*THE PROBLEM*
Could you print all the entries exactly?

*RECORDS SUPPLIED*
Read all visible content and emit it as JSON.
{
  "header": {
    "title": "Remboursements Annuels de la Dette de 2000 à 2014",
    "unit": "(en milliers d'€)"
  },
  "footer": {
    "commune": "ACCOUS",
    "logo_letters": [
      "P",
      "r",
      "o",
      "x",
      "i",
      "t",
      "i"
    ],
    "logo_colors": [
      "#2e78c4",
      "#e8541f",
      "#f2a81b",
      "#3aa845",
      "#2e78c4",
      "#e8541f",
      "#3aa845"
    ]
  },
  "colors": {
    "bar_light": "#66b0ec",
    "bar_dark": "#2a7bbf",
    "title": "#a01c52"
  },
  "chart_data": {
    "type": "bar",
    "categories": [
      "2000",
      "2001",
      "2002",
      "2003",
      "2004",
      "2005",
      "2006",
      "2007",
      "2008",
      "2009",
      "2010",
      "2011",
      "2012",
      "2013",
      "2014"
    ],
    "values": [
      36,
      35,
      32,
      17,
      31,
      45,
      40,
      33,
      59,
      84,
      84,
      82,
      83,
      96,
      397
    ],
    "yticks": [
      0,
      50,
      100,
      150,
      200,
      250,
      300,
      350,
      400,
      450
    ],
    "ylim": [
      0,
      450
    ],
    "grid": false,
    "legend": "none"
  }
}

*THE REPLY*
Read all visible content and emit it as JSON.
{
  "header": {
    "title": "Remboursements Annuels de la Dette de 2000 à 2014",
    "unit": "(en milliers d'€)"
  },
  "footer": {
    "commune": "ACCOUS",
    "logo_letters": [
      "P",
      "r",
      "o",
      "x",
      "i",
      "t",
      "i"
    ],
    "logo_colors": [
      "#2e78c4",
      "#e8541f",
      "#f2a81b",
      "#3aa845",
      "#2e78c4",
      "#e8541f",
      "#3aa845"
    ]
  },
  "colors": {
    "bar_light": "#66b0ec",
    "bar_dark": "#2a7bbf",
    "title": "#a01c52"
  },
  "chart_data": {
    "type": "bar",
    "categories": [
      "2000",
      "2001",
      "2002",
      "2003",
      "2004",
      "2005",
      "2006",
      "2007",
      "2008",
      "2009",
      "2010",
      "2011",
      "2012",
      "2013",
      "2014"
    ],
    "values": [
      36,
      35,
      32,
      17,
      31,
      45,
      40,
      33,
      59,
      84,
      84,
      82,
      83,
      96,
      397
    ],
    "yticks": [
      0,
      50,
      100,
      150,
      200,
      250,
      300,
      350,
      400,
      450
    ],
    "ylim": [
      0,
      450
    ],
    "grid": false,
    "legend": "none"
  }
}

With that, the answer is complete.